Check each line of the records for "this"; collect those that have it.

Recorded data:
==========

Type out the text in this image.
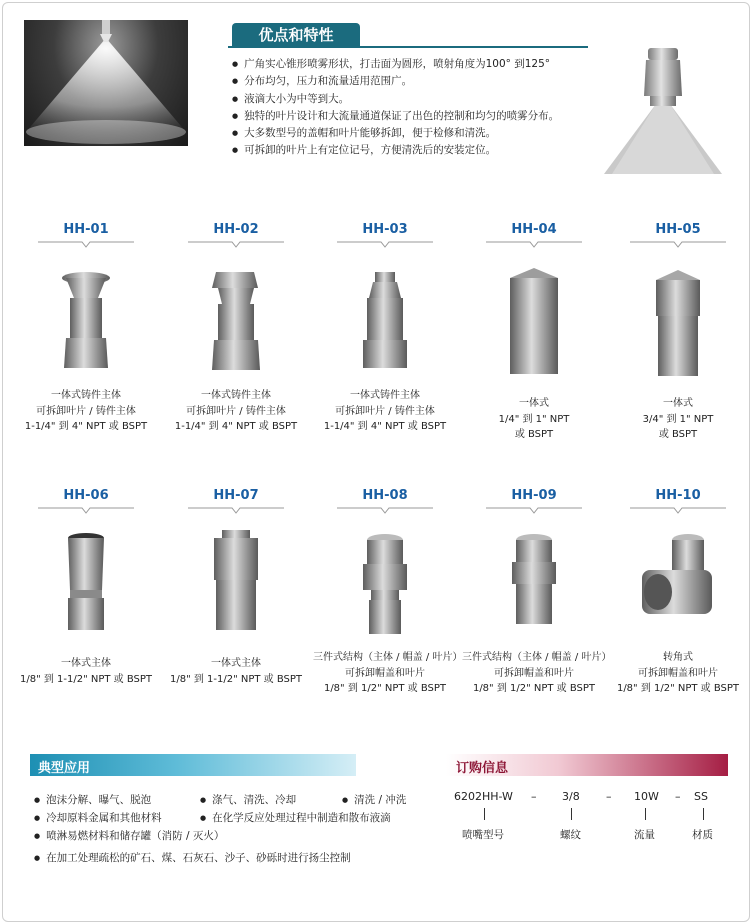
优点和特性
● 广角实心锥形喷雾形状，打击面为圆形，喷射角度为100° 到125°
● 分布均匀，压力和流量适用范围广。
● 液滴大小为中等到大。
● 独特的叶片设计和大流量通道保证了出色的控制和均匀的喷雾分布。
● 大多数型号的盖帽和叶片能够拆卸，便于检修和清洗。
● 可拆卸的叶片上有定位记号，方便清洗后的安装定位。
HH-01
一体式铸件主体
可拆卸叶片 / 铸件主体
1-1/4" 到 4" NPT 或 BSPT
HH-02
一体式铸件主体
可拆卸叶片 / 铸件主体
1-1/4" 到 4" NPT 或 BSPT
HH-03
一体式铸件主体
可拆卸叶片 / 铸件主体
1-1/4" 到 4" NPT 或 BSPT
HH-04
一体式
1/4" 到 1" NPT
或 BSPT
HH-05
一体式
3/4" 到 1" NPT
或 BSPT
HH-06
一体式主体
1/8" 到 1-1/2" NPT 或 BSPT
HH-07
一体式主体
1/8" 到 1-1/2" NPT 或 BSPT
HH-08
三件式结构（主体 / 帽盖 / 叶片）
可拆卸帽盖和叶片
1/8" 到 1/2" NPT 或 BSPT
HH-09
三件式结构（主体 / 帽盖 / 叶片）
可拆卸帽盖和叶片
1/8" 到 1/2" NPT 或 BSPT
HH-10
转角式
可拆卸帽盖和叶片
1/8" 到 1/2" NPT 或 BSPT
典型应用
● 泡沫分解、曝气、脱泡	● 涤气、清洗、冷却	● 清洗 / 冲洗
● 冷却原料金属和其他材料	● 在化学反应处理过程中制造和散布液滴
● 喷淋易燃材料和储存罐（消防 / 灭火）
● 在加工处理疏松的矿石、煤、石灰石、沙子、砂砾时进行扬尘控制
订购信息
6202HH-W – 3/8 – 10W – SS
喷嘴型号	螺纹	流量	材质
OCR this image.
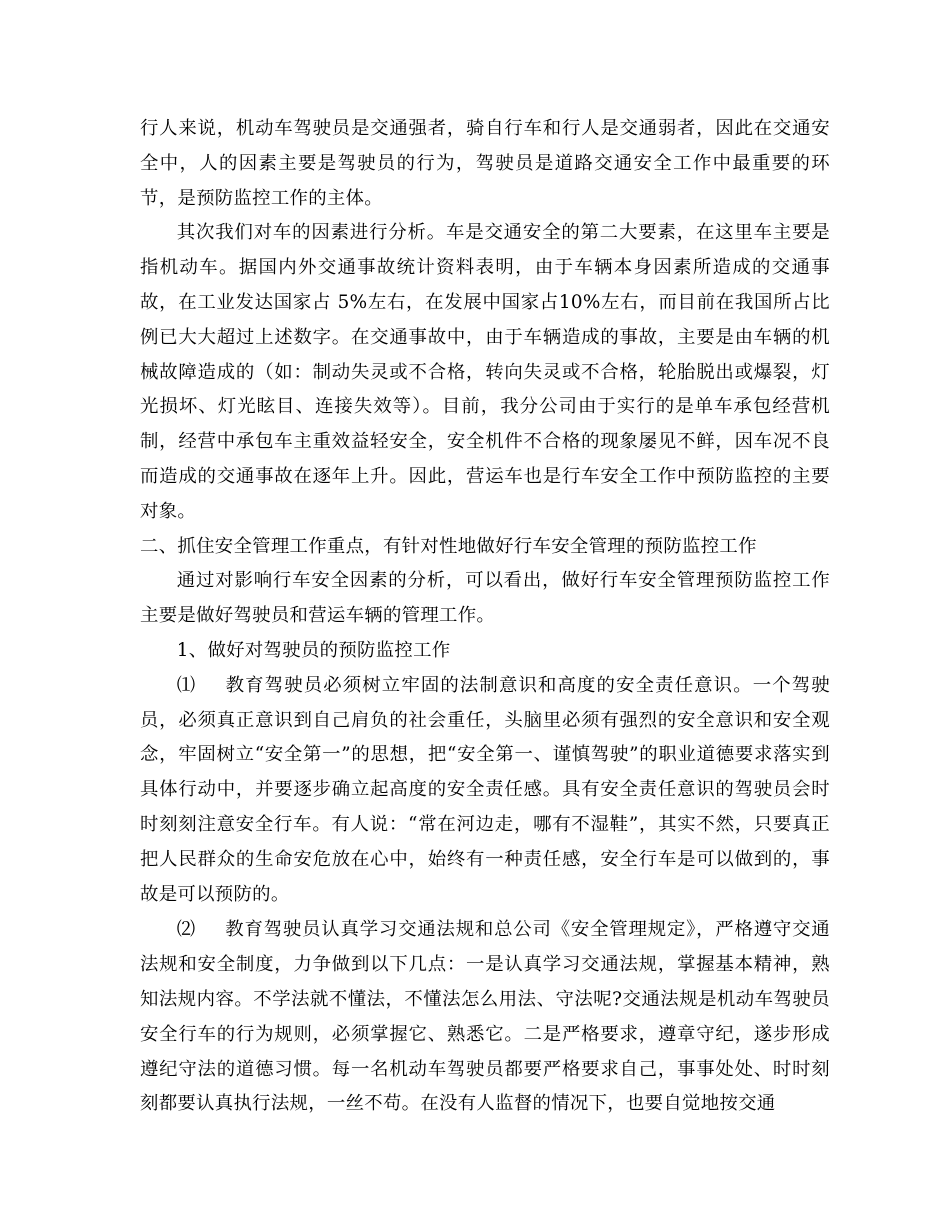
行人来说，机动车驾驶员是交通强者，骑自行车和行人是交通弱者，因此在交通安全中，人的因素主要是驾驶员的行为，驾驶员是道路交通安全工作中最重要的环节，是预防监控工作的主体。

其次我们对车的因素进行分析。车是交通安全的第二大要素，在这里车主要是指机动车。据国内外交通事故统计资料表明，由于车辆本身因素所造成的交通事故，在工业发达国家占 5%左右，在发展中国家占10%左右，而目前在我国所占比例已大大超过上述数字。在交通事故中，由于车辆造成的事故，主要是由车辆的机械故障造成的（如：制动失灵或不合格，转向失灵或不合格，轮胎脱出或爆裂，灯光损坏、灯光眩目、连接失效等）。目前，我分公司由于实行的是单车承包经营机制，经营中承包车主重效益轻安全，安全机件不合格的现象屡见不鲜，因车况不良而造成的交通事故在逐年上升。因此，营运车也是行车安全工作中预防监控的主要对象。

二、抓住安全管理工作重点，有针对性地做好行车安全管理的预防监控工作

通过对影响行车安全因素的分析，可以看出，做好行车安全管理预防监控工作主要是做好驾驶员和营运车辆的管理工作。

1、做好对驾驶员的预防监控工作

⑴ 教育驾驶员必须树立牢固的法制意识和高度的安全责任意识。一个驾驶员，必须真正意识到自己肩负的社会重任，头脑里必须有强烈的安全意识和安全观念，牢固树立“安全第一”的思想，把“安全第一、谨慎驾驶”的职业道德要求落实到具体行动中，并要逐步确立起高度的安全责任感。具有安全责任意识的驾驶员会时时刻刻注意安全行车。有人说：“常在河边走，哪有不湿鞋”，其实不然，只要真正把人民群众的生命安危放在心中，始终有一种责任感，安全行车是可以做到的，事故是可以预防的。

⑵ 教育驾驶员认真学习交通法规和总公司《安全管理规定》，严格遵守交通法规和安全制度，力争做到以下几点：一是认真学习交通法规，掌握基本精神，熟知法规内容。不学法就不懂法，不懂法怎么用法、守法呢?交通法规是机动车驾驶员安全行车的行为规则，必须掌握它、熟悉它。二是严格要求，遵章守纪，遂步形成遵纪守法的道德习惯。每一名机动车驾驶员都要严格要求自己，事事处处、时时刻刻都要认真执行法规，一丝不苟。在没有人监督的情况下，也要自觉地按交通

==========

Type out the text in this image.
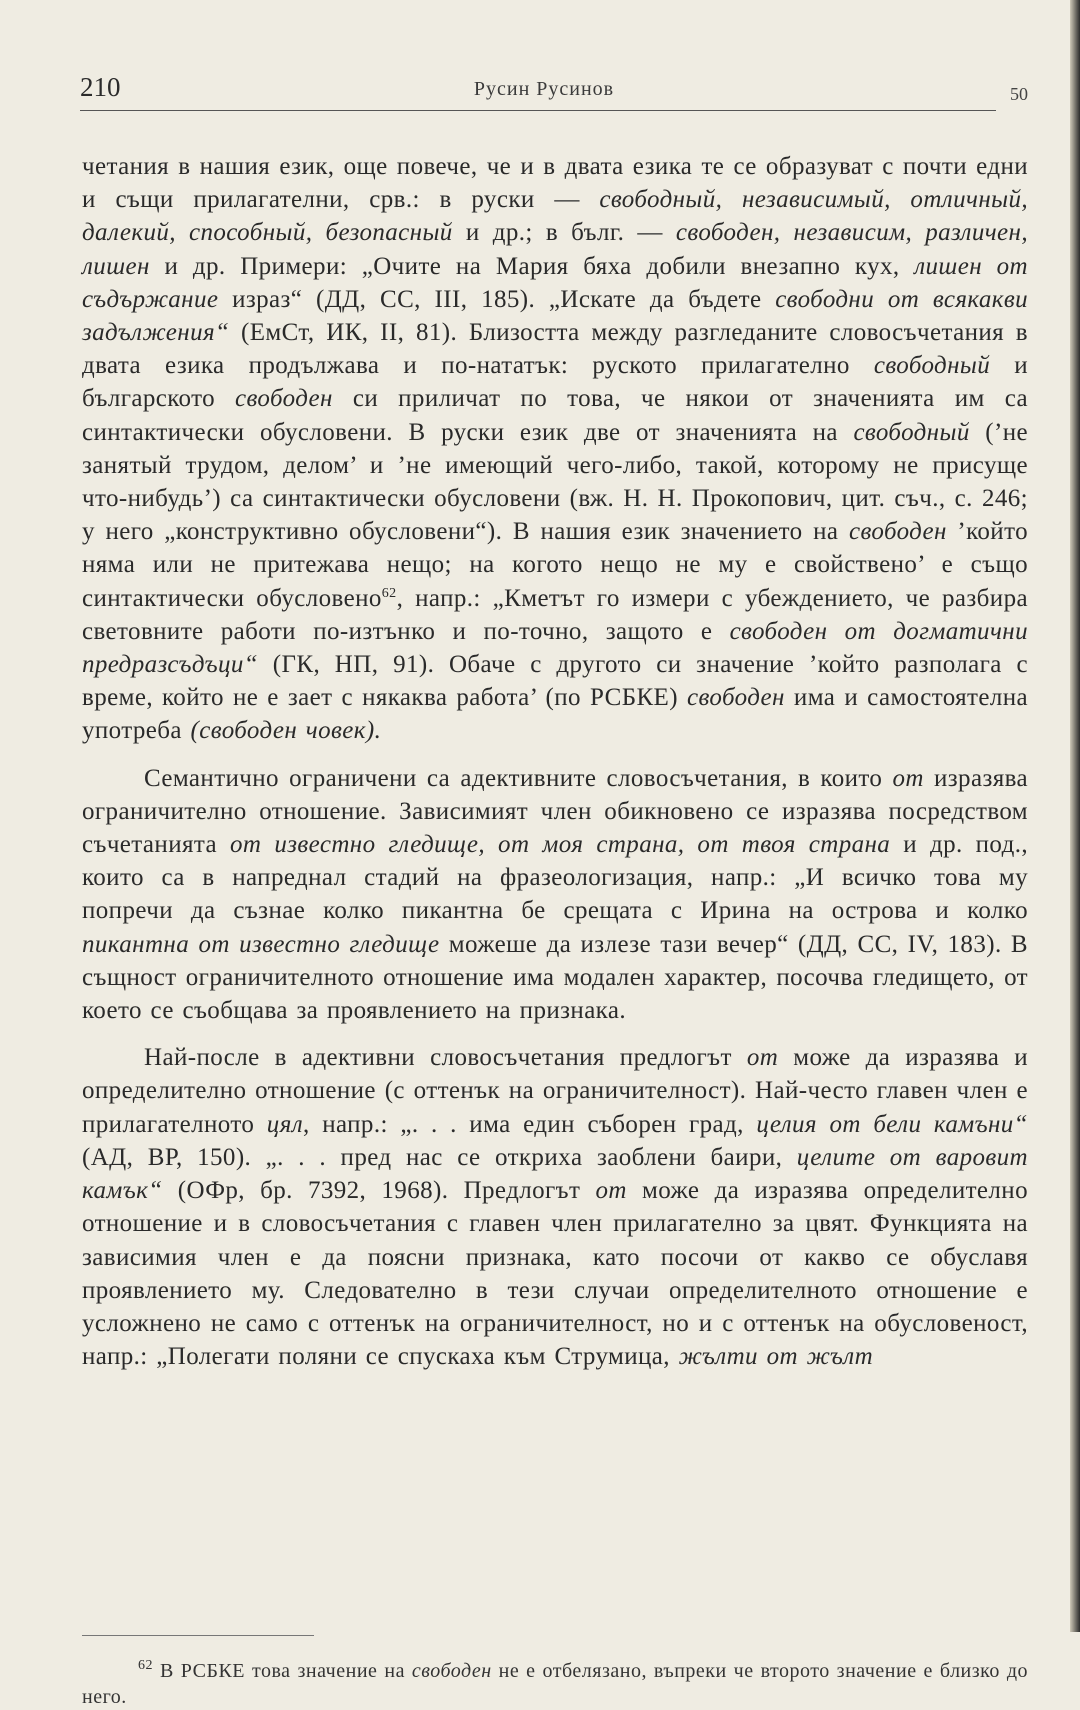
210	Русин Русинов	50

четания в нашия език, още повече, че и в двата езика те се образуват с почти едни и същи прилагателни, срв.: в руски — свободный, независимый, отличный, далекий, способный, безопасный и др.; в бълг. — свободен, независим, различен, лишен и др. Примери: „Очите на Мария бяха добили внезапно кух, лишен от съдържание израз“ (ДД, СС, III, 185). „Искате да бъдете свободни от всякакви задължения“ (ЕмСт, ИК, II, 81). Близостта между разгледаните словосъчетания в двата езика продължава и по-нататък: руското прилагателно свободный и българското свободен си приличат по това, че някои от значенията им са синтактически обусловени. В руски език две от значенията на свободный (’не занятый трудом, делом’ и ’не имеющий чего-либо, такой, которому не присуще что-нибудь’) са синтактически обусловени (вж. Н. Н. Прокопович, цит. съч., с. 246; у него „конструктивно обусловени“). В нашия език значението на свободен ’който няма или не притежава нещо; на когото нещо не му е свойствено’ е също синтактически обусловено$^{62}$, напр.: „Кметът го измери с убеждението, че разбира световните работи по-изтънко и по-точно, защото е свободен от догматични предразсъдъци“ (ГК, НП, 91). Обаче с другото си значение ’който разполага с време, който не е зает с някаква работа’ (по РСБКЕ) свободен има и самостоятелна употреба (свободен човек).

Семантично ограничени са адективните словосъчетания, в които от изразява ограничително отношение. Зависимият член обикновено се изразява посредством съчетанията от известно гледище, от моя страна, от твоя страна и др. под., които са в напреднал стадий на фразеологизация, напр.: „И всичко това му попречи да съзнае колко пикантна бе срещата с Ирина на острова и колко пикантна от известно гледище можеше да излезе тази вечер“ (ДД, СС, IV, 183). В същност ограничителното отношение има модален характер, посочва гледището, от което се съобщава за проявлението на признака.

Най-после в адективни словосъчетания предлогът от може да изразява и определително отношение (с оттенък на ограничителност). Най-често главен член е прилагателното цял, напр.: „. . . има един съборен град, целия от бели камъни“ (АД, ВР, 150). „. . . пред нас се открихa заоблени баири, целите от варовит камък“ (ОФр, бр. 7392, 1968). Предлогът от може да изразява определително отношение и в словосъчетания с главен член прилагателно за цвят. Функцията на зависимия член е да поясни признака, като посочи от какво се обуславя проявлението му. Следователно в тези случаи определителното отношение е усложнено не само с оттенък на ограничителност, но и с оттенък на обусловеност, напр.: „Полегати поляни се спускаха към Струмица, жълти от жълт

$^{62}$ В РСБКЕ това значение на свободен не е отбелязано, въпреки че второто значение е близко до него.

==========

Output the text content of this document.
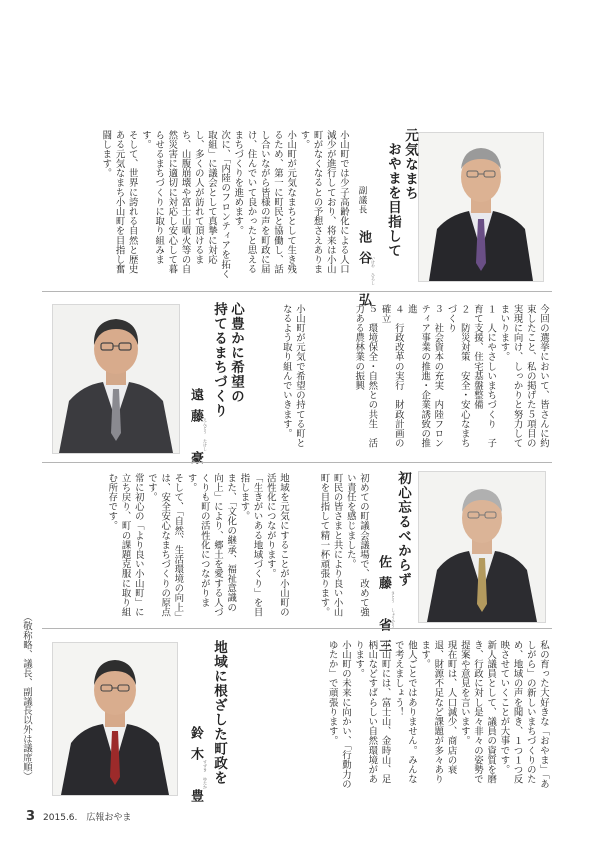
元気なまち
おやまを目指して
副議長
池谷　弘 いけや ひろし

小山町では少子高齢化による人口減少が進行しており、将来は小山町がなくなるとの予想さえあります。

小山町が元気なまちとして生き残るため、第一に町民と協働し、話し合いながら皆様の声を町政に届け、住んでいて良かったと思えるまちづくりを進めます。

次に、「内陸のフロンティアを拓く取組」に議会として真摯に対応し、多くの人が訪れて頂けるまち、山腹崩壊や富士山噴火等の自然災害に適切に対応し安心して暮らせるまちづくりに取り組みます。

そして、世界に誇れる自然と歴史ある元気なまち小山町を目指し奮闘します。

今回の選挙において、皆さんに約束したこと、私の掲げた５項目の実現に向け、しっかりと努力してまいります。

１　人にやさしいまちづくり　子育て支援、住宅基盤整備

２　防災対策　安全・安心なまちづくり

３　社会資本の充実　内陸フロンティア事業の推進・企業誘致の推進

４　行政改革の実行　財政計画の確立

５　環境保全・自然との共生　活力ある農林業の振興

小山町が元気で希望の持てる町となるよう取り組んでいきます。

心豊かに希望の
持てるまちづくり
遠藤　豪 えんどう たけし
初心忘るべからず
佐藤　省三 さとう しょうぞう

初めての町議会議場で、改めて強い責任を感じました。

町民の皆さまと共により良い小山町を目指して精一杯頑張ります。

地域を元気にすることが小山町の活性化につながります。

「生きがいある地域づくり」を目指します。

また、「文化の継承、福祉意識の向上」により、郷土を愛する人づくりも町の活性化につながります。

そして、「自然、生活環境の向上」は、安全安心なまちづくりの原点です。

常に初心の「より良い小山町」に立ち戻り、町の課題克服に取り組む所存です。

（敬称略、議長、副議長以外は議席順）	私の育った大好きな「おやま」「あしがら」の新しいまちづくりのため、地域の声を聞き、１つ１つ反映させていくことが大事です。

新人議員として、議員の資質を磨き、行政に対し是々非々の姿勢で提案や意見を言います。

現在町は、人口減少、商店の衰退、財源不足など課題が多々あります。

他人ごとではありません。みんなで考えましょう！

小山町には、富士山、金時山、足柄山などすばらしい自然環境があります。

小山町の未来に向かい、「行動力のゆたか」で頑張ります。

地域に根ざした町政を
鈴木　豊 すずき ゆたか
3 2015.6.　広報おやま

==========

SOLVED PROBLEM:
Type out the text in this image.
OCR this image.
Type out the text in this image.
Output the text content of this document.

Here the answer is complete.